Repeat the data verbatim.

--- BEGIN Source material ---

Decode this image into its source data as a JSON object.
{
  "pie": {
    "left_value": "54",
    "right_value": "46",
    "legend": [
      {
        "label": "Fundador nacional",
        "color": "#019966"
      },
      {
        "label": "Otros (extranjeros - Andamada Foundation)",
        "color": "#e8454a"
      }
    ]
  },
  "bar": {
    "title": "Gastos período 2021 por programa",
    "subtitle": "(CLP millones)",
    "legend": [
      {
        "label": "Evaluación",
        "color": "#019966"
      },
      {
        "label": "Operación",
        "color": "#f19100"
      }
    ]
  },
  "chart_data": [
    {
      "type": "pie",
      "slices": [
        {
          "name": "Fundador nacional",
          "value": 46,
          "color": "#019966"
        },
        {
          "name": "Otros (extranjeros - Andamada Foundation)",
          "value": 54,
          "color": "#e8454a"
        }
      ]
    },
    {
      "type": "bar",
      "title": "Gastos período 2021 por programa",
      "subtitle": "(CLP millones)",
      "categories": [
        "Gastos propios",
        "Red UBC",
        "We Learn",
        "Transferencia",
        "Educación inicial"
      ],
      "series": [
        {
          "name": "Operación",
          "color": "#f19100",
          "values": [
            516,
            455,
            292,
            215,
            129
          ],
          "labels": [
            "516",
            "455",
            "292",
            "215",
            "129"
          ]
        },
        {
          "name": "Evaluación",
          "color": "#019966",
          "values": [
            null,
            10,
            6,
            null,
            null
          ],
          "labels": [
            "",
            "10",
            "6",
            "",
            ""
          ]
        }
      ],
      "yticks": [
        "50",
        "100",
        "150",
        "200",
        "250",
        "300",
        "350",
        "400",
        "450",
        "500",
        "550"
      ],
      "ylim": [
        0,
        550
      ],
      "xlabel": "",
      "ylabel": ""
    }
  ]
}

--- END Source material ---

▶ [Task solution]:
Decode this image into its source data as a JSON object.
{
  "pie": {
    "left_value": "54",
    "right_value": "46",
    "legend": [
      {
        "label": "Fundador nacional",
        "color": "#019966"
      },
      {
        "label": "Otros (extranjeros - Andamada Foundation)",
        "color": "#e8454a"
      }
    ]
  },
  "bar": {
    "title": "Gastos período 2021 por programa",
    "subtitle": "(CLP millones)",
    "legend": [
      {
        "label": "Evaluación",
        "color": "#019966"
      },
      {
        "label": "Operación",
        "color": "#f19100"
      }
    ]
  },
  "chart_data": [
    {
      "type": "pie",
      "slices": [
        {
          "name": "Fundador nacional",
          "value": 46,
          "color": "#019966"
        },
        {
          "name": "Otros (extranjeros - Andamada Foundation)",
          "value": 54,
          "color": "#e8454a"
        }
      ]
    },
    {
      "type": "bar",
      "title": "Gastos período 2021 por programa",
      "subtitle": "(CLP millones)",
      "categories": [
        "Gastos propios",
        "Red UBC",
        "We Learn",
        "Transferencia",
        "Educación inicial"
      ],
      "series": [
        {
          "name": "Operación",
          "color": "#f19100",
          "values": [
            516,
            455,
            292,
            215,
            129
          ],
          "labels": [
            "516",
            "455",
            "292",
            "215",
            "129"
          ]
        },
        {
          "name": "Evaluación",
          "color": "#019966",
          "values": [
            null,
            10,
            6,
            null,
            null
          ],
          "labels": [
            "",
            "10",
            "6",
            "",
            ""
          ]
        }
      ],
      "yticks": [
        "50",
        "100",
        "150",
        "200",
        "250",
        "300",
        "350",
        "400",
        "450",
        "500",
        "550"
      ],
      "ylim": [
        0,
        550
      ],
      "xlabel": "",
      "ylabel": ""
    }
  ]
}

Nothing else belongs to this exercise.